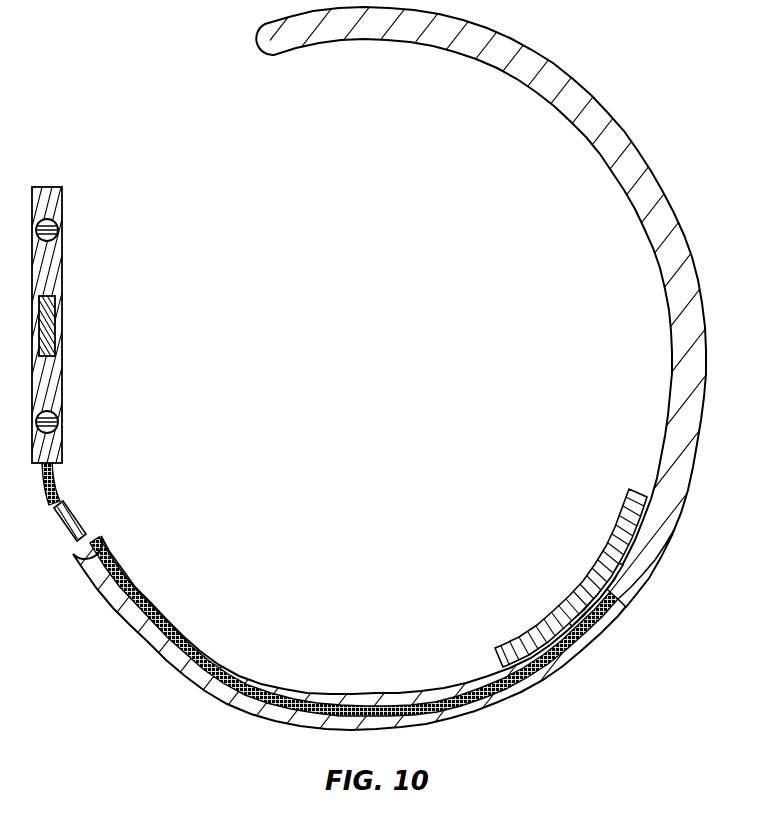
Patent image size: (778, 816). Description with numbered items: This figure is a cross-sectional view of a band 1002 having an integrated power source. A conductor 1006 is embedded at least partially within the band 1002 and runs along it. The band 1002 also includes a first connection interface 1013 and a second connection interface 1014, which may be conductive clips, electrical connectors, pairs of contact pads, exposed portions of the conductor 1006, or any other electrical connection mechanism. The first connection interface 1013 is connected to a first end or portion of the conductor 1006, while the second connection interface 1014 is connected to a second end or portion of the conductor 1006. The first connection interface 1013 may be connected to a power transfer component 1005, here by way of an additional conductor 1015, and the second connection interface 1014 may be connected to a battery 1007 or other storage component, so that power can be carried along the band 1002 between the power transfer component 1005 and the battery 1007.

The band 1002 is at (285, 684).
The power transfer component 1005 is at (65, 263).
The conductor 1006 is at (344, 704).
The battery 1007 is at (606, 538).
The first connection interface 1013 is at (84, 521).
The second connection interface 1014 is at (606, 590).
The additional conductor 1015 is at (56, 486).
================
What is needed: Format the data above as a numbered list, skipping blank lines and omitting the pictures.

Correct result:
1. Patent image size: (778, 816). Description with numbered items: This figure is a cross-sectional view of a band 1002 having an integrated power source. A conductor 1006 is embedded at least partially within the band 1002 and runs along it. The band 1002 also includes a first connection interface 1013 and a second connection interface 1014, which may be conductive clips, electrical connectors, pairs of contact pads, exposed portions of the conductor 1006, or any other electrical connection mechanism. The first connection interface 1013 is connected to a first end or portion of the conductor 1006, while the second connection interface 1014 is connected to a second end or portion of the conductor 1006. The first connection interface 1013 may be connected to a power transfer component 1005, here by way of an additional conductor 1015, and the second connection interface 1014 may be connected to a battery 1007 or other storage component, so that power can be carried along the band 1002 between the power transfer component 1005 and the battery 1007.
2. The band 1002 is at (285, 684).
3. The power transfer component 1005 is at (65, 263).
4. The conductor 1006 is at (344, 704).
5. The battery 1007 is at (606, 538).
6. The first connection interface 1013 is at (84, 521).
7. The second connection interface 1014 is at (606, 590).
8. The additional conductor 1015 is at (56, 486).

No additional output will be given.